*What you need to do*: Leave the pictures out and print every record below exactly as it stands.

*Records to process*:
-----

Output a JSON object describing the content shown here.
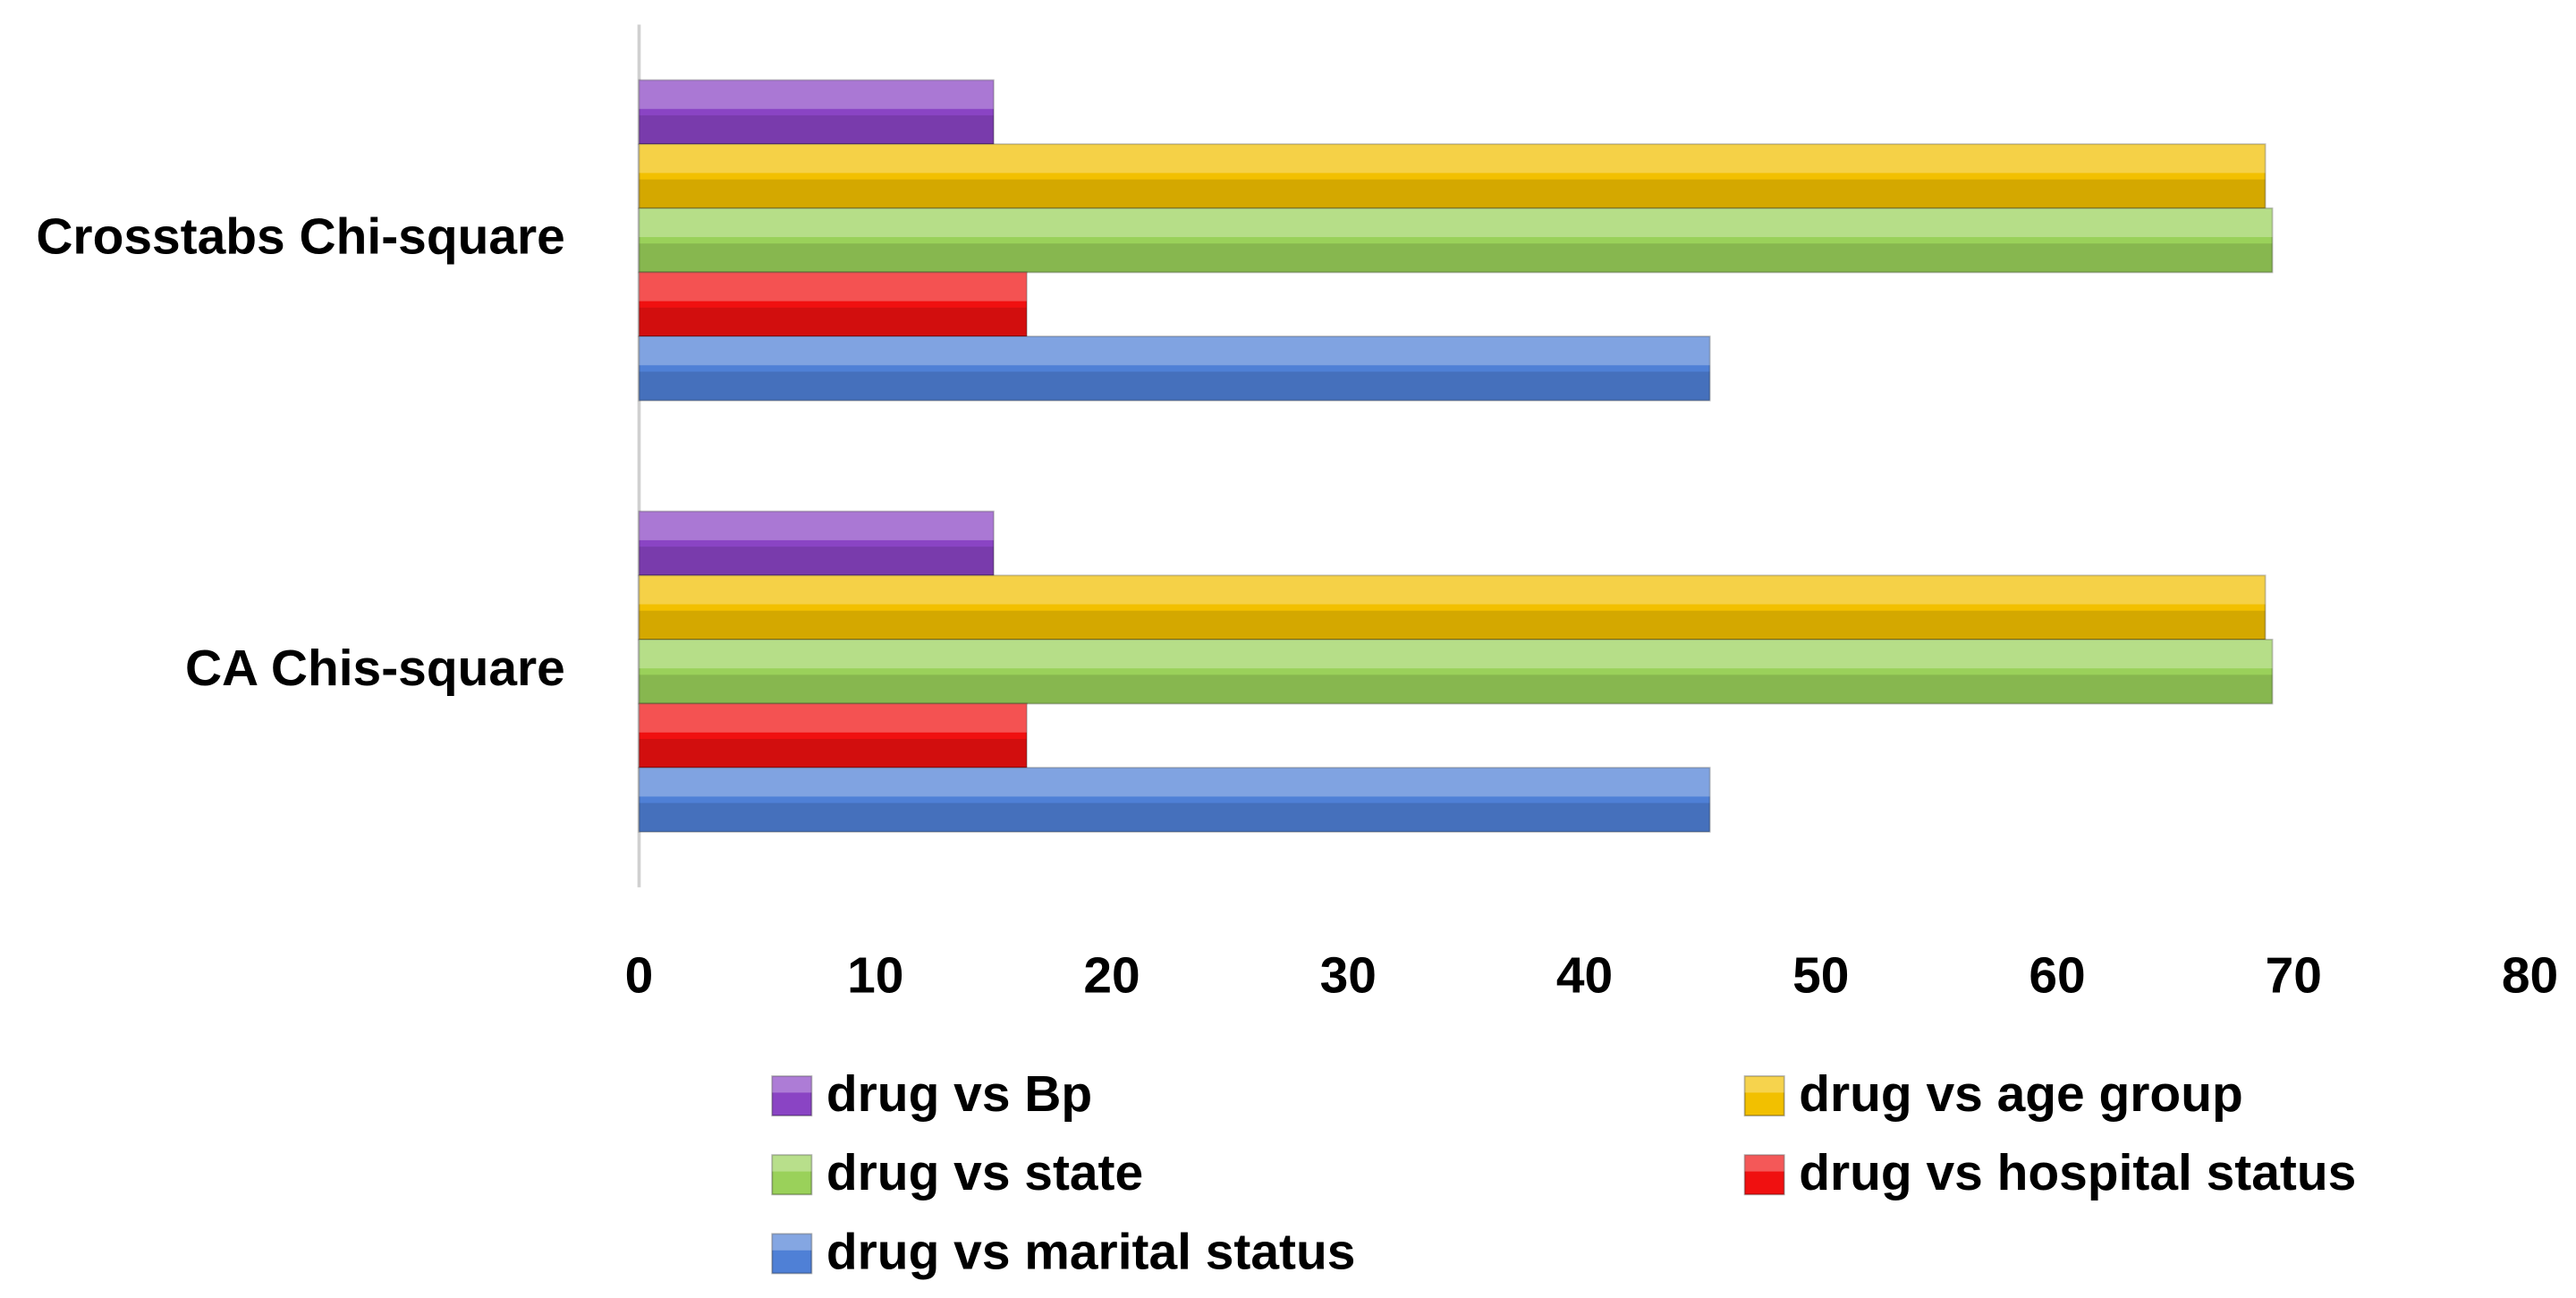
{
  "chart_data": {
    "type": "hbar",
    "categories": [
      "CA Chis-square",
      "Crosstabs Chi-square"
    ],
    "series": [
      {
        "name": "drug vs Bp",
        "color": "#8a44c4",
        "values": [
          15,
          15
        ]
      },
      {
        "name": "drug vs age group",
        "color": "#f2c000",
        "values": [
          68.8,
          68.8
        ]
      },
      {
        "name": "drug vs state",
        "color": "#9ad15a",
        "values": [
          69.1,
          69.1
        ]
      },
      {
        "name": "drug vs hospital status",
        "color": "#f01010",
        "values": [
          16.4,
          16.4
        ]
      },
      {
        "name": "drug vs marital status",
        "color": "#4f80d6",
        "values": [
          45.3,
          45.3
        ]
      }
    ],
    "xlim": [
      0,
      80
    ],
    "xticks": [
      0,
      10,
      20,
      30,
      40,
      50,
      60,
      70,
      80
    ],
    "grid": false,
    "legend": "bottom"
  }
}
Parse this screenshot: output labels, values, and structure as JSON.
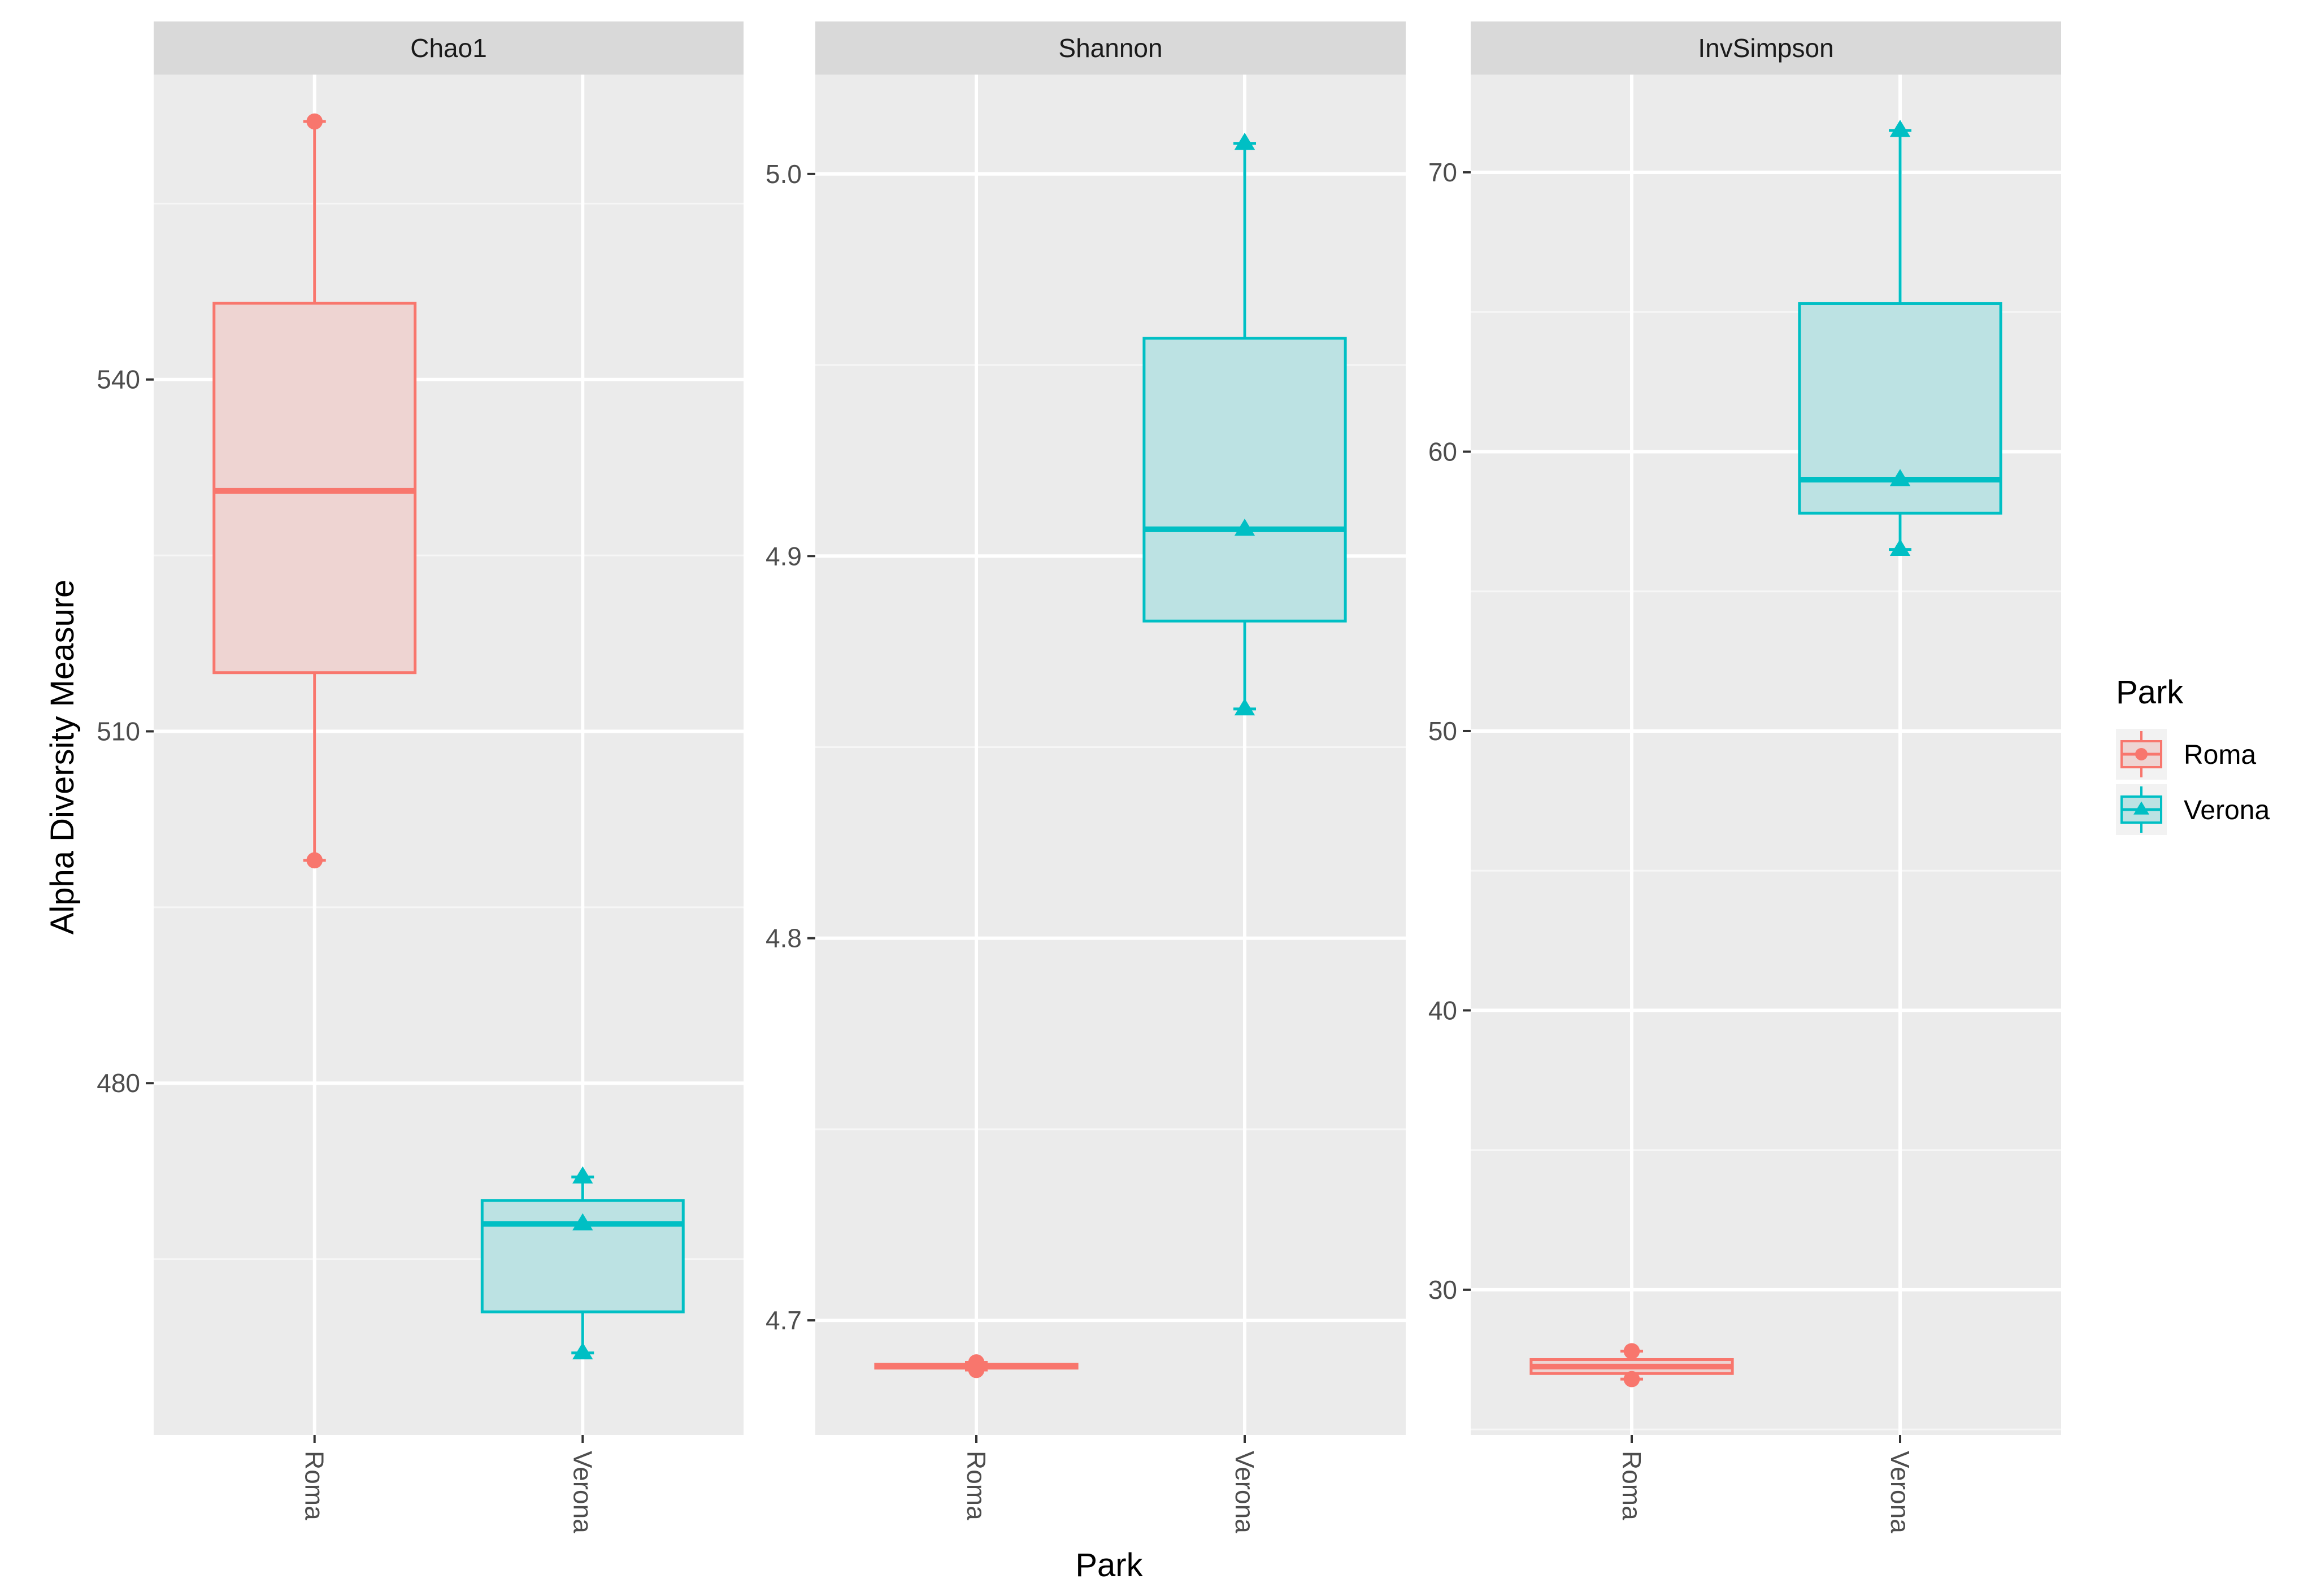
{
  "figure": {
    "ylabel": "Alpha Diversity Measure",
    "xlabel": "Park"
  },
  "legend": {
    "title": "Park",
    "entries": [
      {
        "name": "Roma",
        "color": "#F8766D",
        "shape": "circle"
      },
      {
        "name": "Verona",
        "color": "#00BFC4",
        "shape": "triangle"
      }
    ]
  },
  "chart_data": [
    {
      "type": "box",
      "title": "Chao1",
      "categories": [
        "Roma",
        "Verona"
      ],
      "ylim": [
        450,
        566
      ],
      "yticks": [
        480,
        510,
        540
      ],
      "grid": true,
      "series": [
        {
          "name": "Roma",
          "color": "#F8766D",
          "shape": "circle",
          "min": 499,
          "q1": 515,
          "median": 530.5,
          "q3": 546.5,
          "max": 562,
          "points": [
            562,
            499
          ]
        },
        {
          "name": "Verona",
          "color": "#00BFC4",
          "shape": "triangle",
          "min": 457,
          "q1": 460.5,
          "median": 468,
          "q3": 470,
          "max": 472,
          "points": [
            472,
            468,
            457
          ]
        }
      ]
    },
    {
      "type": "box",
      "title": "Shannon",
      "categories": [
        "Roma",
        "Verona"
      ],
      "ylim": [
        4.67,
        5.026
      ],
      "yticks": [
        4.7,
        4.8,
        4.9,
        5.0
      ],
      "ytick_labels": [
        "4.7",
        "4.8",
        "4.9",
        "5.0"
      ],
      "grid": true,
      "series": [
        {
          "name": "Roma",
          "color": "#F8766D",
          "shape": "circle",
          "min": 4.687,
          "q1": 4.6875,
          "median": 4.688,
          "q3": 4.6885,
          "max": 4.689,
          "points": [
            4.689,
            4.687
          ]
        },
        {
          "name": "Verona",
          "color": "#00BFC4",
          "shape": "triangle",
          "min": 4.86,
          "q1": 4.883,
          "median": 4.907,
          "q3": 4.957,
          "max": 5.008,
          "points": [
            5.008,
            4.907,
            4.86
          ]
        }
      ]
    },
    {
      "type": "box",
      "title": "InvSimpson",
      "categories": [
        "Roma",
        "Verona"
      ],
      "ylim": [
        24.8,
        73.5
      ],
      "yticks": [
        30,
        40,
        50,
        60,
        70
      ],
      "grid": true,
      "series": [
        {
          "name": "Roma",
          "color": "#F8766D",
          "shape": "circle",
          "min": 26.8,
          "q1": 27.0,
          "median": 27.25,
          "q3": 27.5,
          "max": 27.8,
          "points": [
            27.8,
            26.8
          ]
        },
        {
          "name": "Verona",
          "color": "#00BFC4",
          "shape": "triangle",
          "min": 56.5,
          "q1": 57.8,
          "median": 59.0,
          "q3": 65.3,
          "max": 71.5,
          "points": [
            71.5,
            59.0,
            56.5
          ]
        }
      ]
    }
  ]
}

-----

*Complete answer*:
Output a JSON object describing the content shown here.
{
  "chart_data": {
    "type": "hbar",
    "categories": [
      "CA Chis-square",
      "Crosstabs Chi-square"
    ],
    "series": [
      {
        "name": "drug vs Bp",
        "color": "#8a44c4",
        "values": [
          15,
          15
        ]
      },
      {
        "name": "drug vs age group",
        "color": "#f2c000",
        "values": [
          68.8,
          68.8
        ]
      },
      {
        "name": "drug vs state",
        "color": "#9ad15a",
        "values": [
          69.1,
          69.1
        ]
      },
      {
        "name": "drug vs hospital status",
        "color": "#f01010",
        "values": [
          16.4,
          16.4
        ]
      },
      {
        "name": "drug vs marital status",
        "color": "#4f80d6",
        "values": [
          45.3,
          45.3
        ]
      }
    ],
    "xlim": [
      0,
      80
    ],
    "xticks": [
      0,
      10,
      20,
      30,
      40,
      50,
      60,
      70,
      80
    ],
    "grid": false,
    "legend": "bottom"
  }
}
Parse this screenshot: output labels, values, and structure as JSON.
{
  "figure": {
    "ylabel": "Alpha Diversity Measure",
    "xlabel": "Park"
  },
  "legend": {
    "title": "Park",
    "entries": [
      {
        "name": "Roma",
        "color": "#F8766D",
        "shape": "circle"
      },
      {
        "name": "Verona",
        "color": "#00BFC4",
        "shape": "triangle"
      }
    ]
  },
  "chart_data": [
    {
      "type": "box",
      "title": "Chao1",
      "categories": [
        "Roma",
        "Verona"
      ],
      "ylim": [
        450,
        566
      ],
      "yticks": [
        480,
        510,
        540
      ],
      "grid": true,
      "series": [
        {
          "name": "Roma",
          "color": "#F8766D",
          "shape": "circle",
          "min": 499,
          "q1": 515,
          "median": 530.5,
          "q3": 546.5,
          "max": 562,
          "points": [
            562,
            499
          ]
        },
        {
          "name": "Verona",
          "color": "#00BFC4",
          "shape": "triangle",
          "min": 457,
          "q1": 460.5,
          "median": 468,
          "q3": 470,
          "max": 472,
          "points": [
            472,
            468,
            457
          ]
        }
      ]
    },
    {
      "type": "box",
      "title": "Shannon",
      "categories": [
        "Roma",
        "Verona"
      ],
      "ylim": [
        4.67,
        5.026
      ],
      "yticks": [
        4.7,
        4.8,
        4.9,
        5.0
      ],
      "ytick_labels": [
        "4.7",
        "4.8",
        "4.9",
        "5.0"
      ],
      "grid": true,
      "series": [
        {
          "name": "Roma",
          "color": "#F8766D",
          "shape": "circle",
          "min": 4.687,
          "q1": 4.6875,
          "median": 4.688,
          "q3": 4.6885,
          "max": 4.689,
          "points": [
            4.689,
            4.687
          ]
        },
        {
          "name": "Verona",
          "color": "#00BFC4",
          "shape": "triangle",
          "min": 4.86,
          "q1": 4.883,
          "median": 4.907,
          "q3": 4.957,
          "max": 5.008,
          "points": [
            5.008,
            4.907,
            4.86
          ]
        }
      ]
    },
    {
      "type": "box",
      "title": "InvSimpson",
      "categories": [
        "Roma",
        "Verona"
      ],
      "ylim": [
        24.8,
        73.5
      ],
      "yticks": [
        30,
        40,
        50,
        60,
        70
      ],
      "grid": true,
      "series": [
        {
          "name": "Roma",
          "color": "#F8766D",
          "shape": "circle",
          "min": 26.8,
          "q1": 27.0,
          "median": 27.25,
          "q3": 27.5,
          "max": 27.8,
          "points": [
            27.8,
            26.8
          ]
        },
        {
          "name": "Verona",
          "color": "#00BFC4",
          "shape": "triangle",
          "min": 56.5,
          "q1": 57.8,
          "median": 59.0,
          "q3": 65.3,
          "max": 71.5,
          "points": [
            71.5,
            59.0,
            56.5
          ]
        }
      ]
    }
  ]
}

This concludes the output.